*** Opening Dataset extract ***

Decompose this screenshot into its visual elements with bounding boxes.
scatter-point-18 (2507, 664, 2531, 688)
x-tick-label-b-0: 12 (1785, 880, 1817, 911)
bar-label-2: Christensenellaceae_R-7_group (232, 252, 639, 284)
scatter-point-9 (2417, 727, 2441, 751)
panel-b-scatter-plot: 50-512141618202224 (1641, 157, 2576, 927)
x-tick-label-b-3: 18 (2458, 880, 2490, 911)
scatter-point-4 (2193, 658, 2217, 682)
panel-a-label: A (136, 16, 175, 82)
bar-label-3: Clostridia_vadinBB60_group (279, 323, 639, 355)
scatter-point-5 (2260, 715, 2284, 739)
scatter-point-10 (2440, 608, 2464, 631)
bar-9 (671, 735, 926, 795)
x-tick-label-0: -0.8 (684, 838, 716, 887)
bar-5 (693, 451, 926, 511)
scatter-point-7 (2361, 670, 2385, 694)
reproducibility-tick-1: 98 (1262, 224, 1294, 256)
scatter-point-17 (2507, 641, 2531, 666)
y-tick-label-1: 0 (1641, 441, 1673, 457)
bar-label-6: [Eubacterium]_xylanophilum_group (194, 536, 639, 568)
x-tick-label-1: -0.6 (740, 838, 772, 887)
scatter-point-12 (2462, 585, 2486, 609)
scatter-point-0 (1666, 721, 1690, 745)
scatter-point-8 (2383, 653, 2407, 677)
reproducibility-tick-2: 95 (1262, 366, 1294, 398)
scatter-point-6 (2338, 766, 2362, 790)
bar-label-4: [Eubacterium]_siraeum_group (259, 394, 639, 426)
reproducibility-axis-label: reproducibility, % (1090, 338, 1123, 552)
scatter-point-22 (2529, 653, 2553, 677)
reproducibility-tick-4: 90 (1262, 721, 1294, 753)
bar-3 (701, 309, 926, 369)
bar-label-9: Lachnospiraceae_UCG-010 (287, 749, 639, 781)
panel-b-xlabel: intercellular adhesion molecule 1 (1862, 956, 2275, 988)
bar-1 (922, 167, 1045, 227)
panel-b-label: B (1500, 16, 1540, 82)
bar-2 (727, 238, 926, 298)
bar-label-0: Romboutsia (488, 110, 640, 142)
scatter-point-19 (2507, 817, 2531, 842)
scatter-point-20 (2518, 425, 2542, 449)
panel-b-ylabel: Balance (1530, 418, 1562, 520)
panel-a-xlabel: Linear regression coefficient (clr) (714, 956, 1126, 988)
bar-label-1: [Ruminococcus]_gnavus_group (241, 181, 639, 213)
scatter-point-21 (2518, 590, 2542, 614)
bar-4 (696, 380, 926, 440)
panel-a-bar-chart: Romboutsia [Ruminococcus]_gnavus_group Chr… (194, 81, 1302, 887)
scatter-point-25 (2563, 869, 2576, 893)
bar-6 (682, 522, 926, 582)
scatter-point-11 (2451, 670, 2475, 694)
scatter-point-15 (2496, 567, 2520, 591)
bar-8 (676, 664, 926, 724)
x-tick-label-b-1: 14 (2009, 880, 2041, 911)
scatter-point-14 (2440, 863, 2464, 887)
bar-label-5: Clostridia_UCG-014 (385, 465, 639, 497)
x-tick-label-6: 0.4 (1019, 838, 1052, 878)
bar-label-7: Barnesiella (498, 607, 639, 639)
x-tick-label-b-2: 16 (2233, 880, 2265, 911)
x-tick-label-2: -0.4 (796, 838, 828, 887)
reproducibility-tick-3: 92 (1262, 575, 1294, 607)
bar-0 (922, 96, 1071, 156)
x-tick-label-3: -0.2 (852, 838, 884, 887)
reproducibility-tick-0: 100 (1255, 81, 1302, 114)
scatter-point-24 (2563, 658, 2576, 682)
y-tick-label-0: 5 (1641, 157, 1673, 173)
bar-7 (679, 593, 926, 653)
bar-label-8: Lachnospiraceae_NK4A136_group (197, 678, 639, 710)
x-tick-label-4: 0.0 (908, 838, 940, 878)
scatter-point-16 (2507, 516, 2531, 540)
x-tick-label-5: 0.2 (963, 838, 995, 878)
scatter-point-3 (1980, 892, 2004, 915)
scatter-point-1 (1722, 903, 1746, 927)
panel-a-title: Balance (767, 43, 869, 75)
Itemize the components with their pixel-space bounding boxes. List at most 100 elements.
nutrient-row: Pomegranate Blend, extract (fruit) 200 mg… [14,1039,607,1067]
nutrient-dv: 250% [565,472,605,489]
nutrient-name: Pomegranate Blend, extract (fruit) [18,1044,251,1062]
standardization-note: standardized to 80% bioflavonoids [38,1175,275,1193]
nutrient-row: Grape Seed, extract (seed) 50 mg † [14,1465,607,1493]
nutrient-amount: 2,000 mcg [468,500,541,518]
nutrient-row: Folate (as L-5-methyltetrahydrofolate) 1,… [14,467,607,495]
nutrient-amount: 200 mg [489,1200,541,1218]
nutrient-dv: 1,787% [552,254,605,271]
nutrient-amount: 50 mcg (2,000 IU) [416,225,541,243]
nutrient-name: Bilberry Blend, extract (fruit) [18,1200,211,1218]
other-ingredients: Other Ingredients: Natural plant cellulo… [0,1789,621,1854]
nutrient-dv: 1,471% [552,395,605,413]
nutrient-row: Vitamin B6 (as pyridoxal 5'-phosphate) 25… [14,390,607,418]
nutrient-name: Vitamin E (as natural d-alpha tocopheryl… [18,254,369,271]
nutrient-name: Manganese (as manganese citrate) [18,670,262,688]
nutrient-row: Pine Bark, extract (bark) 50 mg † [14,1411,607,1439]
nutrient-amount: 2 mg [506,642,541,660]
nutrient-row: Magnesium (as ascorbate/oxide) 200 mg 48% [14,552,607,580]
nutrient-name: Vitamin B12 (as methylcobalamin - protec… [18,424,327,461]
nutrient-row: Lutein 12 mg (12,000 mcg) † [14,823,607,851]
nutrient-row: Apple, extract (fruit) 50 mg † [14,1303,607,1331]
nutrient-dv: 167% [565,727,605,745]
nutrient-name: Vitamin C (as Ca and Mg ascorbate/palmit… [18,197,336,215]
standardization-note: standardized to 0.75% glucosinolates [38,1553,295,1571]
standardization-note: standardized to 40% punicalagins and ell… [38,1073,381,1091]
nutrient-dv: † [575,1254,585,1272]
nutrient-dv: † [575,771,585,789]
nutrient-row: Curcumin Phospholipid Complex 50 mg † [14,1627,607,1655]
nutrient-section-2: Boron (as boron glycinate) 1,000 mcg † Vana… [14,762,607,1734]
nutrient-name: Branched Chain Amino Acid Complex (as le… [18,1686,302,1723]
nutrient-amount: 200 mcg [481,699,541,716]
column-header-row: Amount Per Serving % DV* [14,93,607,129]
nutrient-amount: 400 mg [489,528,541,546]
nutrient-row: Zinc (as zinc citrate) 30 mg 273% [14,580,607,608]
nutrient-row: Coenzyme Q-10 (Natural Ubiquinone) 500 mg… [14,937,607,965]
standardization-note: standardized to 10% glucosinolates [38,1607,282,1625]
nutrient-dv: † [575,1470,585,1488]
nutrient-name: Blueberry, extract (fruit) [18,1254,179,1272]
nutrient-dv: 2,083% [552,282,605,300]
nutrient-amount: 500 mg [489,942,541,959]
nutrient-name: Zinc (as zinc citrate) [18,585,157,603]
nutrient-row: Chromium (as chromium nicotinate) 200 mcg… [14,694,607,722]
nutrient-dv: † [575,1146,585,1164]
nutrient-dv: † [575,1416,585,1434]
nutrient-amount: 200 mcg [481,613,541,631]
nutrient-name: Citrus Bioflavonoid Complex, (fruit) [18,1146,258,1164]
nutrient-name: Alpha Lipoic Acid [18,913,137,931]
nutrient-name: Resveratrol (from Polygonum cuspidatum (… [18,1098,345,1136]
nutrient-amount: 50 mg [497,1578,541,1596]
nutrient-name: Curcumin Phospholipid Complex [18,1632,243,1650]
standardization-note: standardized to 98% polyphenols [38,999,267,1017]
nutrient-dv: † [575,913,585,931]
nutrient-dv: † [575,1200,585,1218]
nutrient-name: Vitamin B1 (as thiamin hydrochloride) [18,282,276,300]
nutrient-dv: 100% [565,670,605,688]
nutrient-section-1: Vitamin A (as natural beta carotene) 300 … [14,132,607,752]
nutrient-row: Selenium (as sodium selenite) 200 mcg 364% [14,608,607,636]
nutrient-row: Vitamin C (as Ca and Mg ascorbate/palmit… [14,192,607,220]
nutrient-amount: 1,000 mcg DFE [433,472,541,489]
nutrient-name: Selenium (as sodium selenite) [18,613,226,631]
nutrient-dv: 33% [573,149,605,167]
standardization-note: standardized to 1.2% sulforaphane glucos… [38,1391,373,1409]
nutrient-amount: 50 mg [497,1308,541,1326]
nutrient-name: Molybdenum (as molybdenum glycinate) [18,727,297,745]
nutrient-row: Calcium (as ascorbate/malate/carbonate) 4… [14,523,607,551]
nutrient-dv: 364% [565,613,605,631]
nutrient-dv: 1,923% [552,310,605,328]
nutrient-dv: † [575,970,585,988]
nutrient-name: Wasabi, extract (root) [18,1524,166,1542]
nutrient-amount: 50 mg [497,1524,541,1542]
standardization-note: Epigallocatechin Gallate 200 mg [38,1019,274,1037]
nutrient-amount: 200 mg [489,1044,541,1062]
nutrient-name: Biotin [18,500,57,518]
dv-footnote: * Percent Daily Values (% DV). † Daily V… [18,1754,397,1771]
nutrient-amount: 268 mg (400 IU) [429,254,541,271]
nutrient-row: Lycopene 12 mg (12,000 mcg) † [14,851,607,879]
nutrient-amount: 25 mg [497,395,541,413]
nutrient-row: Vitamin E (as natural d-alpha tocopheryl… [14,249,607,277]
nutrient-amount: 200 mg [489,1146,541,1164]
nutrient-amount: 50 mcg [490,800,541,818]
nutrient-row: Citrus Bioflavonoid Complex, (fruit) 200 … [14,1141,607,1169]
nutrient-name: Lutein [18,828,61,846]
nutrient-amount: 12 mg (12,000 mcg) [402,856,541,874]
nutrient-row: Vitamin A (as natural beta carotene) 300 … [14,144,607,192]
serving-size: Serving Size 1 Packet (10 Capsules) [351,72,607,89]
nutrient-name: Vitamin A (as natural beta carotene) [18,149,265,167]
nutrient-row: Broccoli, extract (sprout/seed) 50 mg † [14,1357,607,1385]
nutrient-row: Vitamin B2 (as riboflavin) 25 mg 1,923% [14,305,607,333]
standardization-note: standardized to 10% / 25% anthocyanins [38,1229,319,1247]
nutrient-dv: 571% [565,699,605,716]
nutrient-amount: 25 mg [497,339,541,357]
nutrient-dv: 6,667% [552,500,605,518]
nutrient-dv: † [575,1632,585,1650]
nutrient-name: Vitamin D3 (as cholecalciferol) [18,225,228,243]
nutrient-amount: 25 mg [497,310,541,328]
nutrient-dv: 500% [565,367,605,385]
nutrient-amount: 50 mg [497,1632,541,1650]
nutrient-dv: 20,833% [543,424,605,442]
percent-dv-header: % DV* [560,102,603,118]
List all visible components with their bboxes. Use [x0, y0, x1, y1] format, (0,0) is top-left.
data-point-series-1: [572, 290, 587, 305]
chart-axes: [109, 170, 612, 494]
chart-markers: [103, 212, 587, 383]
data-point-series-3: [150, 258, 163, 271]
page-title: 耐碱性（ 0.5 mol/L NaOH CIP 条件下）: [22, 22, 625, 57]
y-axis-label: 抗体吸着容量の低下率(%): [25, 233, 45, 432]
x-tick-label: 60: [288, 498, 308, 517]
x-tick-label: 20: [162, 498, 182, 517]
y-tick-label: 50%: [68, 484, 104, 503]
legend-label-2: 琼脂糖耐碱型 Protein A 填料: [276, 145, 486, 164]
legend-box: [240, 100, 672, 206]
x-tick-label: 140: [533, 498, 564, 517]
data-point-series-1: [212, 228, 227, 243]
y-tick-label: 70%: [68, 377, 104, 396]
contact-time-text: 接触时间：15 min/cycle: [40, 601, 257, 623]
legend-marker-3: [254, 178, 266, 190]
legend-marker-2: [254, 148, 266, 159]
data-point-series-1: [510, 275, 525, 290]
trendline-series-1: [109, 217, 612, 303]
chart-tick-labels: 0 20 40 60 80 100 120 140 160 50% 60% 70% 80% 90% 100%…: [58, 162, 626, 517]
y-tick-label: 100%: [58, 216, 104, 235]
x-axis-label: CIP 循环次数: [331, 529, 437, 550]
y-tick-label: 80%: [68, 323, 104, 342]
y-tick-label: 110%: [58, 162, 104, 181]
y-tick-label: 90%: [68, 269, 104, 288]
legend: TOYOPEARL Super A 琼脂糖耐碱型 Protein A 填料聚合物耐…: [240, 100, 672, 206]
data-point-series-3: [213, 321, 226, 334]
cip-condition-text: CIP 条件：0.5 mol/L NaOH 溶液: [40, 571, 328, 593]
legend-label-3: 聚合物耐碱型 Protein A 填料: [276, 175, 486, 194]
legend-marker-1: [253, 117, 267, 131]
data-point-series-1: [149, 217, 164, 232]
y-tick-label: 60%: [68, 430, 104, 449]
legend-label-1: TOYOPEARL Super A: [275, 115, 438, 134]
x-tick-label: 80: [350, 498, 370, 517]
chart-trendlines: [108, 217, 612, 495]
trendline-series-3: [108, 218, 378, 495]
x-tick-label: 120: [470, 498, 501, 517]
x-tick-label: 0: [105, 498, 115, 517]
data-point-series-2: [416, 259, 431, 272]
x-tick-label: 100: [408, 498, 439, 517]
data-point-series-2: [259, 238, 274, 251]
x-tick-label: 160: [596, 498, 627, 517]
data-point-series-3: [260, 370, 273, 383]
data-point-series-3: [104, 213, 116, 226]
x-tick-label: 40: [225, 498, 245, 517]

*** Closing Dataset extract ***

Problem requirements – Take every line from the data that contains the word "chart".

Task solution –
panel-a-bar-chart: Romboutsia [Ruminococcus]_gnavus_group Chr… (194, 81, 1302, 887)
chart-axes: [109, 170, 612, 494]
chart-markers: [103, 212, 587, 383]
chart-tick-labels: 0 20 40 60 80 100 120 140 160 50% 60% 70% 80% 90% 100%…: [58, 162, 626, 517]
chart-trendlines: [108, 217, 612, 495]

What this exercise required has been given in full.